---------- Information shown

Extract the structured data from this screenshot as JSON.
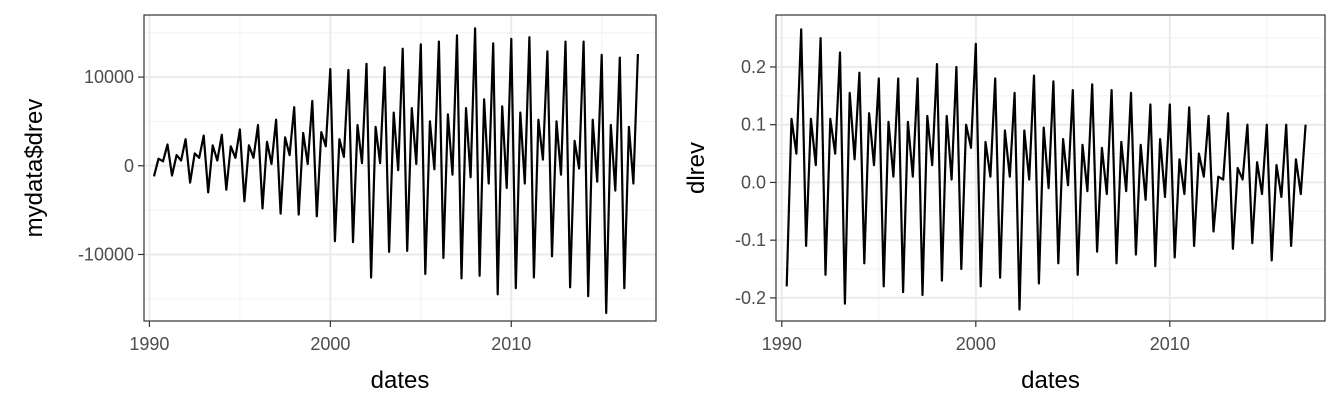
{
  "chart_data": [
    {
      "type": "line",
      "xlabel": "dates",
      "ylabel": "mydata$drev",
      "xlim": [
        1989.7,
        2018.0
      ],
      "ylim": [
        -17500,
        17000
      ],
      "x_ticks": [
        1990,
        2000,
        2010
      ],
      "x_tick_labels": [
        "1990",
        "2000",
        "2010"
      ],
      "y_ticks": [
        -10000,
        0,
        10000
      ],
      "y_tick_labels": [
        "-10000",
        "0",
        "10000"
      ],
      "grid": true,
      "x": [
        1990.25,
        1990.5,
        1990.75,
        1991.0,
        1991.25,
        1991.5,
        1991.75,
        1992.0,
        1992.25,
        1992.5,
        1992.75,
        1993.0,
        1993.25,
        1993.5,
        1993.75,
        1994.0,
        1994.25,
        1994.5,
        1994.75,
        1995.0,
        1995.25,
        1995.5,
        1995.75,
        1996.0,
        1996.25,
        1996.5,
        1996.75,
        1997.0,
        1997.25,
        1997.5,
        1997.75,
        1998.0,
        1998.25,
        1998.5,
        1998.75,
        1999.0,
        1999.25,
        1999.5,
        1999.75,
        2000.0,
        2000.25,
        2000.5,
        2000.75,
        2001.0,
        2001.25,
        2001.5,
        2001.75,
        2002.0,
        2002.25,
        2002.5,
        2002.75,
        2003.0,
        2003.25,
        2003.5,
        2003.75,
        2004.0,
        2004.25,
        2004.5,
        2004.75,
        2005.0,
        2005.25,
        2005.5,
        2005.75,
        2006.0,
        2006.25,
        2006.5,
        2006.75,
        2007.0,
        2007.25,
        2007.5,
        2007.75,
        2008.0,
        2008.25,
        2008.5,
        2008.75,
        2009.0,
        2009.25,
        2009.5,
        2009.75,
        2010.0,
        2010.25,
        2010.5,
        2010.75,
        2011.0,
        2011.25,
        2011.5,
        2011.75,
        2012.0,
        2012.25,
        2012.5,
        2012.75,
        2013.0,
        2013.25,
        2013.5,
        2013.75,
        2014.0,
        2014.25,
        2014.5,
        2014.75,
        2015.0,
        2015.25,
        2015.5,
        2015.75,
        2016.0,
        2016.25,
        2016.5,
        2016.75,
        2017.0
      ],
      "series": [
        {
          "color": "#000000",
          "values": [
            -1200,
            800,
            500,
            2400,
            -1100,
            1200,
            600,
            3000,
            -1900,
            1400,
            900,
            3400,
            -3000,
            2300,
            600,
            3500,
            -2700,
            2200,
            900,
            4100,
            -4000,
            2300,
            900,
            4600,
            -4800,
            2700,
            200,
            5200,
            -5400,
            3200,
            1200,
            6600,
            -5500,
            3700,
            200,
            7300,
            -5700,
            3800,
            2200,
            10900,
            -8500,
            3000,
            1000,
            10800,
            -8600,
            4600,
            300,
            11500,
            -12600,
            4400,
            300,
            11100,
            -9700,
            6000,
            -500,
            13200,
            -9600,
            6500,
            200,
            13700,
            -12200,
            5000,
            -400,
            14000,
            -10400,
            5800,
            -1000,
            14700,
            -12700,
            6500,
            -1300,
            15500,
            -12400,
            7500,
            -2000,
            13800,
            -14500,
            6700,
            -2500,
            14300,
            -13800,
            6000,
            -2000,
            14500,
            -12600,
            5200,
            700,
            12900,
            -10200,
            5000,
            -1000,
            14000,
            -13700,
            2800,
            -300,
            14000,
            -14700,
            5200,
            -1800,
            12500,
            -16600,
            4600,
            -2800,
            12200,
            -13800,
            4400,
            -2000,
            12600
          ]
        }
      ]
    },
    {
      "type": "line",
      "xlabel": "dates",
      "ylabel": "dlrev",
      "xlim": [
        1989.7,
        2018.0
      ],
      "ylim": [
        -0.24,
        0.29
      ],
      "x_ticks": [
        1990,
        2000,
        2010
      ],
      "x_tick_labels": [
        "1990",
        "2000",
        "2010"
      ],
      "y_ticks": [
        -0.2,
        -0.1,
        0.0,
        0.1,
        0.2
      ],
      "y_tick_labels": [
        "-0.2",
        "-0.1",
        "0.0",
        "0.1",
        "0.2"
      ],
      "grid": true,
      "x": [
        1990.25,
        1990.5,
        1990.75,
        1991.0,
        1991.25,
        1991.5,
        1991.75,
        1992.0,
        1992.25,
        1992.5,
        1992.75,
        1993.0,
        1993.25,
        1993.5,
        1993.75,
        1994.0,
        1994.25,
        1994.5,
        1994.75,
        1995.0,
        1995.25,
        1995.5,
        1995.75,
        1996.0,
        1996.25,
        1996.5,
        1996.75,
        1997.0,
        1997.25,
        1997.5,
        1997.75,
        1998.0,
        1998.25,
        1998.5,
        1998.75,
        1999.0,
        1999.25,
        1999.5,
        1999.75,
        2000.0,
        2000.25,
        2000.5,
        2000.75,
        2001.0,
        2001.25,
        2001.5,
        2001.75,
        2002.0,
        2002.25,
        2002.5,
        2002.75,
        2003.0,
        2003.25,
        2003.5,
        2003.75,
        2004.0,
        2004.25,
        2004.5,
        2004.75,
        2005.0,
        2005.25,
        2005.5,
        2005.75,
        2006.0,
        2006.25,
        2006.5,
        2006.75,
        2007.0,
        2007.25,
        2007.5,
        2007.75,
        2008.0,
        2008.25,
        2008.5,
        2008.75,
        2009.0,
        2009.25,
        2009.5,
        2009.75,
        2010.0,
        2010.25,
        2010.5,
        2010.75,
        2011.0,
        2011.25,
        2011.5,
        2011.75,
        2012.0,
        2012.25,
        2012.5,
        2012.75,
        2013.0,
        2013.25,
        2013.5,
        2013.75,
        2014.0,
        2014.25,
        2014.5,
        2014.75,
        2015.0,
        2015.25,
        2015.5,
        2015.75,
        2016.0,
        2016.25,
        2016.5,
        2016.75,
        2017.0
      ],
      "series": [
        {
          "color": "#000000",
          "values": [
            -0.18,
            0.11,
            0.05,
            0.265,
            -0.11,
            0.11,
            0.03,
            0.25,
            -0.16,
            0.11,
            0.05,
            0.225,
            -0.21,
            0.155,
            0.04,
            0.19,
            -0.14,
            0.12,
            0.03,
            0.18,
            -0.18,
            0.105,
            0.01,
            0.18,
            -0.19,
            0.105,
            0.01,
            0.18,
            -0.195,
            0.115,
            0.03,
            0.205,
            -0.17,
            0.115,
            0.005,
            0.2,
            -0.15,
            0.1,
            0.06,
            0.24,
            -0.18,
            0.07,
            0.01,
            0.18,
            -0.165,
            0.09,
            0.01,
            0.155,
            -0.22,
            0.09,
            0.005,
            0.185,
            -0.175,
            0.095,
            -0.01,
            0.175,
            -0.14,
            0.075,
            -0.005,
            0.16,
            -0.16,
            0.065,
            -0.015,
            0.17,
            -0.12,
            0.06,
            -0.02,
            0.16,
            -0.14,
            0.07,
            -0.015,
            0.155,
            -0.125,
            0.065,
            -0.03,
            0.135,
            -0.145,
            0.075,
            -0.025,
            0.135,
            -0.13,
            0.04,
            -0.02,
            0.13,
            -0.11,
            0.05,
            0.01,
            0.115,
            -0.085,
            0.01,
            0.005,
            0.12,
            -0.115,
            0.025,
            0.005,
            0.1,
            -0.105,
            0.035,
            -0.02,
            0.1,
            -0.135,
            0.03,
            -0.025,
            0.1,
            -0.11,
            0.04,
            -0.02,
            0.1
          ]
        }
      ]
    }
  ]
}
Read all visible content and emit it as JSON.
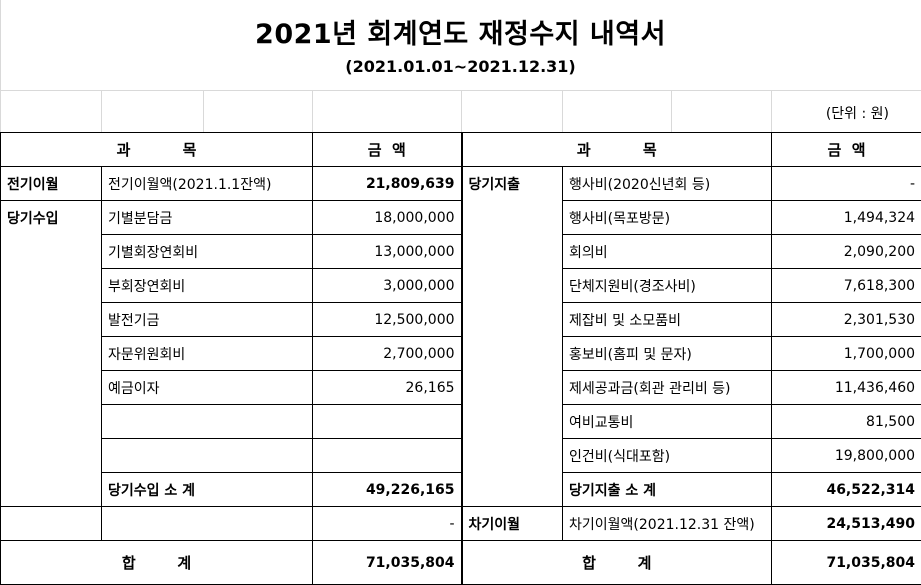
{
  "title": "2021년 회계연도 재정수지 내역서",
  "period": "(2021.01.01~2021.12.31)",
  "unit": "(단위 : 원)",
  "header": {
    "left_item": "과          목",
    "left_amount": "금  액",
    "right_item": "과          목",
    "right_amount": "금  액"
  },
  "rows": [
    {
      "lcat": "전기이월",
      "litem": "전기이월액(2021.1.1잔액)",
      "lamt": "21,809,639",
      "rcat": "당기지출",
      "ritem": "행사비(2020신년회 등)",
      "ramt": "-"
    },
    {
      "lcat": "당기수입",
      "litem": "기별분담금",
      "lamt": "18,000,000",
      "rcat": "",
      "ritem": "행사비(목포방문)",
      "ramt": "1,494,324"
    },
    {
      "lcat": "",
      "litem": "기별회장연회비",
      "lamt": "13,000,000",
      "rcat": "",
      "ritem": "회의비",
      "ramt": "2,090,200"
    },
    {
      "lcat": "",
      "litem": "부회장연회비",
      "lamt": "3,000,000",
      "rcat": "",
      "ritem": "단체지원비(경조사비)",
      "ramt": "7,618,300"
    },
    {
      "lcat": "",
      "litem": "발전기금",
      "lamt": "12,500,000",
      "rcat": "",
      "ritem": "제잡비 및 소모품비",
      "ramt": "2,301,530"
    },
    {
      "lcat": "",
      "litem": "자문위원회비",
      "lamt": "2,700,000",
      "rcat": "",
      "ritem": "홍보비(홈피 및 문자)",
      "ramt": "1,700,000"
    },
    {
      "lcat": "",
      "litem": "예금이자",
      "lamt": "26,165",
      "rcat": "",
      "ritem": "제세공과금(회관 관리비 등)",
      "ramt": "11,436,460"
    },
    {
      "lcat": "",
      "litem": "",
      "lamt": "",
      "rcat": "",
      "ritem": "여비교통비",
      "ramt": "81,500"
    },
    {
      "lcat": "",
      "litem": "",
      "lamt": "",
      "rcat": "",
      "ritem": "인건비(식대포함)",
      "ramt": "19,800,000"
    }
  ],
  "subtotals": {
    "left_label": "당기수입 소 계",
    "left_amount": "49,226,165",
    "right_label": "당기지출 소 계",
    "right_amount": "46,522,314"
  },
  "carry": {
    "left_amount": "-",
    "right_cat": "차기이월",
    "right_item": "차기이월액(2021.12.31 잔액)",
    "right_amount": "24,513,490"
  },
  "totals": {
    "left_label": "합        계",
    "left_amount": "71,035,804",
    "right_label": "합        계",
    "right_amount": "71,035,804"
  }
}
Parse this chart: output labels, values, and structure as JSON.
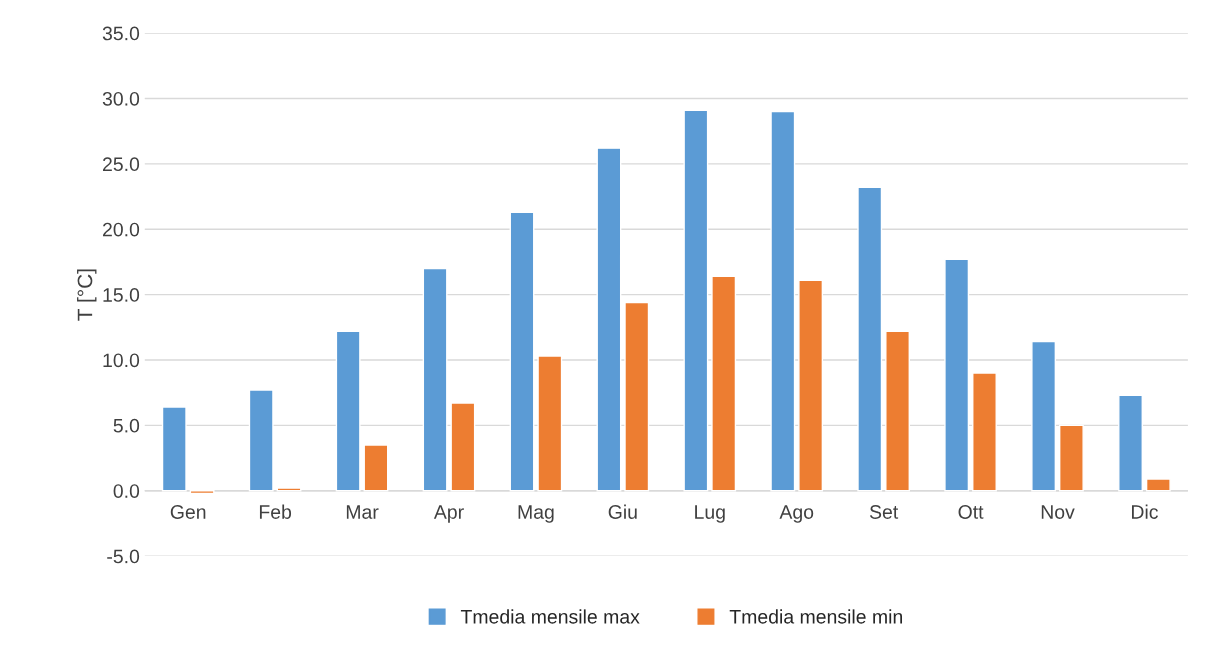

--------------------

** Problem to solve **
Extract lines where the string "ramt" occurs.

** Exercise output **
      "ramt": "-"
      "ramt": "1,494,324"
      "ramt": "2,090,200"
      "ramt": "7,618,300"
      "ramt": "2,301,530"
      "ramt": "1,700,000"
      "ramt": "11,436,460"
      "ramt": "81,500"
      "ramt": "19,800,000"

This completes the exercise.